(Data entries)
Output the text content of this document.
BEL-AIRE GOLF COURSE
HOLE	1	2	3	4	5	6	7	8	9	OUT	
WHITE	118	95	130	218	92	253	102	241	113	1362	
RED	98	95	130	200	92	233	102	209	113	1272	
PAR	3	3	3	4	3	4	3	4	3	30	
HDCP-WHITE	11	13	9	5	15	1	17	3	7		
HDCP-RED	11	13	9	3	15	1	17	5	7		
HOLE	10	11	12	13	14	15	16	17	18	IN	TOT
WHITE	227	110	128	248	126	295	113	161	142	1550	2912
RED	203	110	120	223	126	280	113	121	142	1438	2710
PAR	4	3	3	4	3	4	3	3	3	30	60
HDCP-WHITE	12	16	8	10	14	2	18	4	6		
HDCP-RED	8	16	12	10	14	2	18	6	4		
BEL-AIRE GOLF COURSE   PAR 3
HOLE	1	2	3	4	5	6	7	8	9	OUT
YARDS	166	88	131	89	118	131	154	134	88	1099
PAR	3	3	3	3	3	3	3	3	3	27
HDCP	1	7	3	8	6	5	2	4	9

WHAT YOU HAVE TO DO: In the entries above, identify every line with the word "WHITE". Copy those lines.

COMPLETE RESPONSE:
WHITE	118	95	130	218	92	253	102	241	113	1362	
HDCP-WHITE	11	13	9	5	15	1	17	3	7		
WHITE	227	110	128	248	126	295	113	161	142	1550	2912
HDCP-WHITE	12	16	8	10	14	2	18	4	6		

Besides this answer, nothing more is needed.